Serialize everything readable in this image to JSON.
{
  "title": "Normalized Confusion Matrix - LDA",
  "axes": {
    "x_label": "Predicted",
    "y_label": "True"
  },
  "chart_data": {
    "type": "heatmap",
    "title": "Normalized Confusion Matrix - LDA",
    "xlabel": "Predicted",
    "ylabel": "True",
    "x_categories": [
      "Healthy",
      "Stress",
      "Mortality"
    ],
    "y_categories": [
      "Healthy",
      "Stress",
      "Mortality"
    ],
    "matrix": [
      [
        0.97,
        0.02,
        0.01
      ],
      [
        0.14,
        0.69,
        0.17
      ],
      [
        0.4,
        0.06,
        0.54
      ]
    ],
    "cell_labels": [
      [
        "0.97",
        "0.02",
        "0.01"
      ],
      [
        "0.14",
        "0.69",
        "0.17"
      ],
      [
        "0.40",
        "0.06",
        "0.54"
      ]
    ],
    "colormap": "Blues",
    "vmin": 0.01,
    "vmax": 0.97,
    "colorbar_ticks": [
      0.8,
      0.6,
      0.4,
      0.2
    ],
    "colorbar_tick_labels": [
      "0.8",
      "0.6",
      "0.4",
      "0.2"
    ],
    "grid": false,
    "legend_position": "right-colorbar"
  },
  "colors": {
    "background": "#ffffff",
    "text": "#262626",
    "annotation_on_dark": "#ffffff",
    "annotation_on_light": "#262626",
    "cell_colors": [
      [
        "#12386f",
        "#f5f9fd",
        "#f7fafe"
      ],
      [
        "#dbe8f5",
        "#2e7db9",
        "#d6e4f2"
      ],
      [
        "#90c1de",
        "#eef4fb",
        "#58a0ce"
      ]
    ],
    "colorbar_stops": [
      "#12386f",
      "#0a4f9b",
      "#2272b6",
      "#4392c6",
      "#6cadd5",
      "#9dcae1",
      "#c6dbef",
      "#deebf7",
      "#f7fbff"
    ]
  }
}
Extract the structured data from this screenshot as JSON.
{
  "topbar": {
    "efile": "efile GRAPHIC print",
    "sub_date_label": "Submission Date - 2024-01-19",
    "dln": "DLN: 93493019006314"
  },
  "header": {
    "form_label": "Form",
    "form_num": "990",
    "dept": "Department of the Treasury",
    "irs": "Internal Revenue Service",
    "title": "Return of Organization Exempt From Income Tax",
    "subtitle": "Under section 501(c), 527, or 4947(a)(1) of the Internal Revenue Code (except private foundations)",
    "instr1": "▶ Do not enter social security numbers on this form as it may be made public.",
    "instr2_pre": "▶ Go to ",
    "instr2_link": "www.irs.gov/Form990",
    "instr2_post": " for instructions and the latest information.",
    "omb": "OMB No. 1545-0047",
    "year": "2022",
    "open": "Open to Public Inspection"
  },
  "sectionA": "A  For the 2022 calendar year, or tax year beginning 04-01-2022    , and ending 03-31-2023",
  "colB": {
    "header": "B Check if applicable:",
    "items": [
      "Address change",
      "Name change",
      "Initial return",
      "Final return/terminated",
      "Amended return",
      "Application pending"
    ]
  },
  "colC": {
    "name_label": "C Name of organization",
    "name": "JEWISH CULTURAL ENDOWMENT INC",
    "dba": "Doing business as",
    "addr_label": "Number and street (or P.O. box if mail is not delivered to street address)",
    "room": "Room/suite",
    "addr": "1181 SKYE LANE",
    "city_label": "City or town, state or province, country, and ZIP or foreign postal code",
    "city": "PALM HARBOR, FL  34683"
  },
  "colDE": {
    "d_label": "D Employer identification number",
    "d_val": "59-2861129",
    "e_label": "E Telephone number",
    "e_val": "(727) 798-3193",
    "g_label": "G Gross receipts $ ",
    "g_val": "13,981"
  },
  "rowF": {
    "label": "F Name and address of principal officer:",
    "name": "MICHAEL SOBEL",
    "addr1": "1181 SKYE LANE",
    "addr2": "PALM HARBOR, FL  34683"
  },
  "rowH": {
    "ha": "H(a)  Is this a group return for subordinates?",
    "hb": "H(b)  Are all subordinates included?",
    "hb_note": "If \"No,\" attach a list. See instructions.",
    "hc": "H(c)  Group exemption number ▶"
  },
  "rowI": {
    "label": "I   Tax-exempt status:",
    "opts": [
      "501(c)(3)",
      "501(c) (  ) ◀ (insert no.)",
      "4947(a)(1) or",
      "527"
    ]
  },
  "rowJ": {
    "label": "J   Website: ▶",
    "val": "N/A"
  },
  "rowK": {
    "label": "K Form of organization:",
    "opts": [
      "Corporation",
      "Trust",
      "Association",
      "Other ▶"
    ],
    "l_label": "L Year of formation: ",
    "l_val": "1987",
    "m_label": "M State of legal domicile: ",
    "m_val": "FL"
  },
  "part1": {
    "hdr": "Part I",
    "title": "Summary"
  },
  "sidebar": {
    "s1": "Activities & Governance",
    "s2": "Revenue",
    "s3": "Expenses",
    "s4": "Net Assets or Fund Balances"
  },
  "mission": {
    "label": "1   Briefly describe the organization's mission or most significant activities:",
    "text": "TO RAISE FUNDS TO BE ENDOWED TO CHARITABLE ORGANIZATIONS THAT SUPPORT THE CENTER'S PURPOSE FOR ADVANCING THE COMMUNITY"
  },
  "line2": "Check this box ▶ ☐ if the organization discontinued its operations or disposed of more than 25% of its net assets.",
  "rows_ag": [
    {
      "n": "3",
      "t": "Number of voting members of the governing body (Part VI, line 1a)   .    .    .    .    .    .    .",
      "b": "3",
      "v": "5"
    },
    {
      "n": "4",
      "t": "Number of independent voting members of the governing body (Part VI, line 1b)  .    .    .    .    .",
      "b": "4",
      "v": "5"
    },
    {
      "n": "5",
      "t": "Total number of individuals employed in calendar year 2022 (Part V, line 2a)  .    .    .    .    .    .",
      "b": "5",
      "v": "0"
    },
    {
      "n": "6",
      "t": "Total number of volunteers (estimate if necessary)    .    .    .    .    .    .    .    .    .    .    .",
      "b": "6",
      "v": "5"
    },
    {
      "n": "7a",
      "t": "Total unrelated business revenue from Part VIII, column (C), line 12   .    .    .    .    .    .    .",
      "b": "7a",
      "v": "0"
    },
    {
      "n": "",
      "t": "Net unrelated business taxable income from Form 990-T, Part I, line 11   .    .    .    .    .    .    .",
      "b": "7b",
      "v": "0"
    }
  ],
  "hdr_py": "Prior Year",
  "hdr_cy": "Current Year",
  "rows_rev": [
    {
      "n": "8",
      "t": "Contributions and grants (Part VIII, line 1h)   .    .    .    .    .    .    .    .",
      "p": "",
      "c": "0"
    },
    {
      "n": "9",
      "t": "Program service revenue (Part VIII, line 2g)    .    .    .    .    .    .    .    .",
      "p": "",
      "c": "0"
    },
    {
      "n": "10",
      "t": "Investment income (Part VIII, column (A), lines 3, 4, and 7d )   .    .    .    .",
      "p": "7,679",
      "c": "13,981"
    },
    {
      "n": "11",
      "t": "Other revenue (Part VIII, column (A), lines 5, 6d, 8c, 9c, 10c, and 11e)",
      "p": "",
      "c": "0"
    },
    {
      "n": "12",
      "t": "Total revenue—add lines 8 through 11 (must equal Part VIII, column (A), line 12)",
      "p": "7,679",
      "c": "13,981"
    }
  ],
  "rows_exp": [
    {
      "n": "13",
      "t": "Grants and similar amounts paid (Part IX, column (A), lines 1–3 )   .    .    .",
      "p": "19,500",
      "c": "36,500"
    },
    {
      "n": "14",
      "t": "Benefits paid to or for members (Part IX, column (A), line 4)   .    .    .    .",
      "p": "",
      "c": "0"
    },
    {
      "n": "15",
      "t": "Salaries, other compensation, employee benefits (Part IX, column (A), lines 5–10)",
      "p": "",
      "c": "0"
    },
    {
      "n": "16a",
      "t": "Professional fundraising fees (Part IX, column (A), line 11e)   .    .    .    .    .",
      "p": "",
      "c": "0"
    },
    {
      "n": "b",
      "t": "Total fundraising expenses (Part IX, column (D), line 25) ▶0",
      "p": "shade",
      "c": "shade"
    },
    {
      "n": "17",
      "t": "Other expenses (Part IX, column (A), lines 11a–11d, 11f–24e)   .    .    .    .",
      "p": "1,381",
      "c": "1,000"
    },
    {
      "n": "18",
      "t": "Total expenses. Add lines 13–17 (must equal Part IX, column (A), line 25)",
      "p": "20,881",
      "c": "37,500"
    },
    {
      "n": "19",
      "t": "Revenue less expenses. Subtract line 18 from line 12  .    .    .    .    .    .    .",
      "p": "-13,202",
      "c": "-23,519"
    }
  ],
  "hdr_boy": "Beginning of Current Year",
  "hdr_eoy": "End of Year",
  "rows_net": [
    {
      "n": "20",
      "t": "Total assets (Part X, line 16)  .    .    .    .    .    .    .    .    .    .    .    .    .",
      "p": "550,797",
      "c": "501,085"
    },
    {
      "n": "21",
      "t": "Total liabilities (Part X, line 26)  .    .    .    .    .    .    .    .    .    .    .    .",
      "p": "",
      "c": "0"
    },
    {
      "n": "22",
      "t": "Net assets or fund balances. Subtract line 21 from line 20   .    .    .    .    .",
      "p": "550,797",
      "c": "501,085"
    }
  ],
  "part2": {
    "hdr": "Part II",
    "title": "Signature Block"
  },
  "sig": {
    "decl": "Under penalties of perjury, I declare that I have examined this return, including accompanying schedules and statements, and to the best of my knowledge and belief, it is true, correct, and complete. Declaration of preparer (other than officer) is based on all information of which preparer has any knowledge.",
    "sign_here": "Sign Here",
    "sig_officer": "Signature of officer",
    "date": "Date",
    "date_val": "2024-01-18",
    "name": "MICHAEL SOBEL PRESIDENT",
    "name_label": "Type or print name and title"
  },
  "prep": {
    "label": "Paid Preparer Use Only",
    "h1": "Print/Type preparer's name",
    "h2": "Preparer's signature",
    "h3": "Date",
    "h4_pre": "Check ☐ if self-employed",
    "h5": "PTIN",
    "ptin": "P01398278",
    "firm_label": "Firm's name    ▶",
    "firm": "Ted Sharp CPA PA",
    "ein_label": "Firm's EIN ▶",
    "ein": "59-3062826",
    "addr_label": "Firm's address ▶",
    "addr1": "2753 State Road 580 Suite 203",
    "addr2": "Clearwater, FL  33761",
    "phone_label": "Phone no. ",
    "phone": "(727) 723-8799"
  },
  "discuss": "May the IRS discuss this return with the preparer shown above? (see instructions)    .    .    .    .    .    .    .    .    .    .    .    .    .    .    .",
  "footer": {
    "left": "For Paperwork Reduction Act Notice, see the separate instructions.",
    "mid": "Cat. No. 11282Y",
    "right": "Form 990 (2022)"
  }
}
========================================
[Problem to solve] Using the listing above, locate the lines that hold "SOBEL" and copy each one.

[Answer to this task]
    "name": "MICHAEL SOBEL",
    "name": "MICHAEL SOBEL PRESIDENT",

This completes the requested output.